Excerpts from a layout annotation set:
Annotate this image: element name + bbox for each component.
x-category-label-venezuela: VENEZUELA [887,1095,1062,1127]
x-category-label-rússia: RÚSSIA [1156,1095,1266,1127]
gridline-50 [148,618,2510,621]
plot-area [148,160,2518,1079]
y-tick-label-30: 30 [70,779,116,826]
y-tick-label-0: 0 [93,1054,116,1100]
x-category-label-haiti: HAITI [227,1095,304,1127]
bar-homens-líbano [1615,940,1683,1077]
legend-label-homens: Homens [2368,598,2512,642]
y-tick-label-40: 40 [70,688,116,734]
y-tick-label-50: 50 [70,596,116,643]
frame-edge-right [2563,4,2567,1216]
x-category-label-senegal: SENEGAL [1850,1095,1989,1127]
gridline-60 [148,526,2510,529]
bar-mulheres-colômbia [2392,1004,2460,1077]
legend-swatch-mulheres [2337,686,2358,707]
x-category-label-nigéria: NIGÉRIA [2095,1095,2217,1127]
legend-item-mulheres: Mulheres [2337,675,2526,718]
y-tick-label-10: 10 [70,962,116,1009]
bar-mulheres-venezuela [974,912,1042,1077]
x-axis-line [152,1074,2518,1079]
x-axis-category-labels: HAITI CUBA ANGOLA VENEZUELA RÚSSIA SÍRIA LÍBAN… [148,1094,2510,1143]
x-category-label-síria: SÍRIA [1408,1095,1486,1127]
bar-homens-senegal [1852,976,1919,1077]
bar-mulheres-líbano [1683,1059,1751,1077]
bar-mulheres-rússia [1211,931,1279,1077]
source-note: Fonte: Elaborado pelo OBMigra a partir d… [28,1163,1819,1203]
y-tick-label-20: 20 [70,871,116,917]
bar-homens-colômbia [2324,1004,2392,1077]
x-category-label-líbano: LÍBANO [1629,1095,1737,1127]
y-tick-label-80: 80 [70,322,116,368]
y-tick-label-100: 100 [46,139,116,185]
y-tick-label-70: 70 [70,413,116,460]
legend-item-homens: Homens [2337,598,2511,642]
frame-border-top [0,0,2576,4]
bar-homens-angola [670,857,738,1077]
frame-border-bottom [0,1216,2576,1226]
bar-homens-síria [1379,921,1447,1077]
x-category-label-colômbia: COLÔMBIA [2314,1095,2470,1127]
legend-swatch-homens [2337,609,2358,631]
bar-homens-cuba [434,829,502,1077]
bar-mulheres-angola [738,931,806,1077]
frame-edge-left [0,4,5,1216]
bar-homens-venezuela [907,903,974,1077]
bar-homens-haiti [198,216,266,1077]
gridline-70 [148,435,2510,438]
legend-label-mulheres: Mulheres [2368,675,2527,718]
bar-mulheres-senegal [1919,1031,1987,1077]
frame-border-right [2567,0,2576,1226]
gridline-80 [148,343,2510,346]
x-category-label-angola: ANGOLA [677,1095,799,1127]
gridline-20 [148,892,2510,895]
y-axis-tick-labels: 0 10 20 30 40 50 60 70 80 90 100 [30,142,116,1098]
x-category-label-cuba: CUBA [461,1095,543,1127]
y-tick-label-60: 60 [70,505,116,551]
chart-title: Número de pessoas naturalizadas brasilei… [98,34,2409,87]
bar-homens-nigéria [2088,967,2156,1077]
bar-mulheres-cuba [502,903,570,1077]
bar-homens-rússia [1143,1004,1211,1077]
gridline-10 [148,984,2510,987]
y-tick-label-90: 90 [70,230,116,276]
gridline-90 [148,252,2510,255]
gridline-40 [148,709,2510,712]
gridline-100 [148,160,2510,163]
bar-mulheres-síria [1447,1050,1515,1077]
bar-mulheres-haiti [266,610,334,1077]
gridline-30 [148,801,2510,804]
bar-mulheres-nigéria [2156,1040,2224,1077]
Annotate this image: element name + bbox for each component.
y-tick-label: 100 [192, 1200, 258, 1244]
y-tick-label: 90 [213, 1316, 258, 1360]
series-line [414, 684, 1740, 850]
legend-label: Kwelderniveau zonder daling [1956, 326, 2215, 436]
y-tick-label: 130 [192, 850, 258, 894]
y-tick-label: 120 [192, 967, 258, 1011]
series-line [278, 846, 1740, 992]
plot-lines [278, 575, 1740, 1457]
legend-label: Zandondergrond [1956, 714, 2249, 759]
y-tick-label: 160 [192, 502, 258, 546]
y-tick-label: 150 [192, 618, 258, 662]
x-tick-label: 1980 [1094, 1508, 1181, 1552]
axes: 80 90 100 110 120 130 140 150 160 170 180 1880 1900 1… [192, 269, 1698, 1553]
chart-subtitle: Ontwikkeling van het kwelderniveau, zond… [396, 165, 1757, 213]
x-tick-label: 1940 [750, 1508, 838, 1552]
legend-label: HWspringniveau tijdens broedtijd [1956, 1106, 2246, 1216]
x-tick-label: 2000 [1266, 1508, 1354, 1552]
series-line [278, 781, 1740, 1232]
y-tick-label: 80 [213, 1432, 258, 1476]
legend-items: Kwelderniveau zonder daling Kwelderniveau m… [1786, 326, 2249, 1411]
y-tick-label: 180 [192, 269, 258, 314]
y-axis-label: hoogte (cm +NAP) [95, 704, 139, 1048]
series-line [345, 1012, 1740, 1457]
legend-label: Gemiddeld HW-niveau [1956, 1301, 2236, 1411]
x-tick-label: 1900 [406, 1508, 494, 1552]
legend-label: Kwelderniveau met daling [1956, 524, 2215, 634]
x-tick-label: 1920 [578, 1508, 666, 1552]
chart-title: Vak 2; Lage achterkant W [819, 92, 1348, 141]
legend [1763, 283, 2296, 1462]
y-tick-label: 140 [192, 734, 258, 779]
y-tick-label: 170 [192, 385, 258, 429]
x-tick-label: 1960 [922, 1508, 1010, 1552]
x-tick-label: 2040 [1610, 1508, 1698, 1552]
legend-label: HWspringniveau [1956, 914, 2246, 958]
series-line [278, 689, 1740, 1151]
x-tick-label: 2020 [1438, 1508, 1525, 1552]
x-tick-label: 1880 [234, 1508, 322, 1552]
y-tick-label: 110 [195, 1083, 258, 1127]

DESCRIPTION OF THE TASK:
Swap each "series-line" in the records for "data-line", and reproduce all the records with nothing else altered.

THE ANSWER:
Annotate this image: element name + bbox for each component.
x-category-label-venezuela: VENEZUELA [887,1095,1062,1127]
x-category-label-rússia: RÚSSIA [1156,1095,1266,1127]
gridline-50 [148,618,2510,621]
plot-area [148,160,2518,1079]
y-tick-label-30: 30 [70,779,116,826]
y-tick-label-0: 0 [93,1054,116,1100]
x-category-label-haiti: HAITI [227,1095,304,1127]
bar-homens-líbano [1615,940,1683,1077]
legend-label-homens: Homens [2368,598,2512,642]
y-tick-label-40: 40 [70,688,116,734]
y-tick-label-50: 50 [70,596,116,643]
frame-edge-right [2563,4,2567,1216]
x-category-label-senegal: SENEGAL [1850,1095,1989,1127]
gridline-60 [148,526,2510,529]
bar-mulheres-colômbia [2392,1004,2460,1077]
legend-swatch-mulheres [2337,686,2358,707]
x-category-label-nigéria: NIGÉRIA [2095,1095,2217,1127]
legend-item-mulheres: Mulheres [2337,675,2526,718]
y-tick-label-10: 10 [70,962,116,1009]
bar-mulheres-venezuela [974,912,1042,1077]
x-axis-line [152,1074,2518,1079]
x-axis-category-labels: HAITI CUBA ANGOLA VENEZUELA RÚSSIA SÍRIA LÍBAN… [148,1094,2510,1143]
x-category-label-síria: SÍRIA [1408,1095,1486,1127]
bar-homens-senegal [1852,976,1919,1077]
bar-mulheres-líbano [1683,1059,1751,1077]
bar-mulheres-rússia [1211,931,1279,1077]
source-note: Fonte: Elaborado pelo OBMigra a partir d… [28,1163,1819,1203]
y-tick-label-20: 20 [70,871,116,917]
bar-homens-colômbia [2324,1004,2392,1077]
x-category-label-líbano: LÍBANO [1629,1095,1737,1127]
y-tick-label-80: 80 [70,322,116,368]
y-tick-label-100: 100 [46,139,116,185]
y-tick-label-70: 70 [70,413,116,460]
legend-item-homens: Homens [2337,598,2511,642]
frame-border-top [0,0,2576,4]
bar-homens-angola [670,857,738,1077]
frame-border-bottom [0,1216,2576,1226]
bar-homens-síria [1379,921,1447,1077]
x-category-label-colômbia: COLÔMBIA [2314,1095,2470,1127]
legend-swatch-homens [2337,609,2358,631]
bar-homens-cuba [434,829,502,1077]
bar-mulheres-angola [738,931,806,1077]
frame-edge-left [0,4,5,1216]
bar-homens-venezuela [907,903,974,1077]
bar-homens-haiti [198,216,266,1077]
gridline-70 [148,435,2510,438]
legend-label-mulheres: Mulheres [2368,675,2527,718]
bar-mulheres-senegal [1919,1031,1987,1077]
frame-border-right [2567,0,2576,1226]
gridline-80 [148,343,2510,346]
x-category-label-angola: ANGOLA [677,1095,799,1127]
gridline-20 [148,892,2510,895]
y-axis-tick-labels: 0 10 20 30 40 50 60 70 80 90 100 [30,142,116,1098]
x-category-label-cuba: CUBA [461,1095,543,1127]
y-tick-label-60: 60 [70,505,116,551]
chart-title: Número de pessoas naturalizadas brasilei… [98,34,2409,87]
bar-homens-nigéria [2088,967,2156,1077]
bar-mulheres-cuba [502,903,570,1077]
bar-homens-rússia [1143,1004,1211,1077]
gridline-10 [148,984,2510,987]
y-tick-label-90: 90 [70,230,116,276]
gridline-90 [148,252,2510,255]
gridline-40 [148,709,2510,712]
gridline-100 [148,160,2510,163]
bar-mulheres-síria [1447,1050,1515,1077]
bar-mulheres-haiti [266,610,334,1077]
gridline-30 [148,801,2510,804]
bar-mulheres-nigéria [2156,1040,2224,1077]
Annotate this image: element name + bbox for each component.
y-tick-label: 100 [192, 1200, 258, 1244]
y-tick-label: 90 [213, 1316, 258, 1360]
data-line [414, 684, 1740, 850]
legend-label: Kwelderniveau zonder daling [1956, 326, 2215, 436]
y-tick-label: 130 [192, 850, 258, 894]
y-tick-label: 120 [192, 967, 258, 1011]
data-line [278, 846, 1740, 992]
plot-lines [278, 575, 1740, 1457]
legend-label: Zandondergrond [1956, 714, 2249, 759]
y-tick-label: 160 [192, 502, 258, 546]
y-tick-label: 150 [192, 618, 258, 662]
x-tick-label: 1980 [1094, 1508, 1181, 1552]
axes: 80 90 100 110 120 130 140 150 160 170 180 1880 1900 1… [192, 269, 1698, 1553]
chart-subtitle: Ontwikkeling van het kwelderniveau, zond… [396, 165, 1757, 213]
x-tick-label: 1940 [750, 1508, 838, 1552]
legend-label: HWspringniveau tijdens broedtijd [1956, 1106, 2246, 1216]
x-tick-label: 2000 [1266, 1508, 1354, 1552]
data-line [278, 781, 1740, 1232]
y-tick-label: 80 [213, 1432, 258, 1476]
legend-items: Kwelderniveau zonder daling Kwelderniveau m… [1786, 326, 2249, 1411]
y-tick-label: 180 [192, 269, 258, 314]
y-axis-label: hoogte (cm +NAP) [95, 704, 139, 1048]
data-line [345, 1012, 1740, 1457]
legend-label: Gemiddeld HW-niveau [1956, 1301, 2236, 1411]
x-tick-label: 1900 [406, 1508, 494, 1552]
legend-label: Kwelderniveau met daling [1956, 524, 2215, 634]
x-tick-label: 1920 [578, 1508, 666, 1552]
chart-title: Vak 2; Lage achterkant W [819, 92, 1348, 141]
legend [1763, 283, 2296, 1462]
y-tick-label: 140 [192, 734, 258, 779]
y-tick-label: 170 [192, 385, 258, 429]
x-tick-label: 1960 [922, 1508, 1010, 1552]
x-tick-label: 2040 [1610, 1508, 1698, 1552]
legend-label: HWspringniveau [1956, 914, 2246, 958]
data-line [278, 689, 1740, 1151]
x-tick-label: 2020 [1438, 1508, 1525, 1552]
x-tick-label: 1880 [234, 1508, 322, 1552]
y-tick-label: 110 [195, 1083, 258, 1127]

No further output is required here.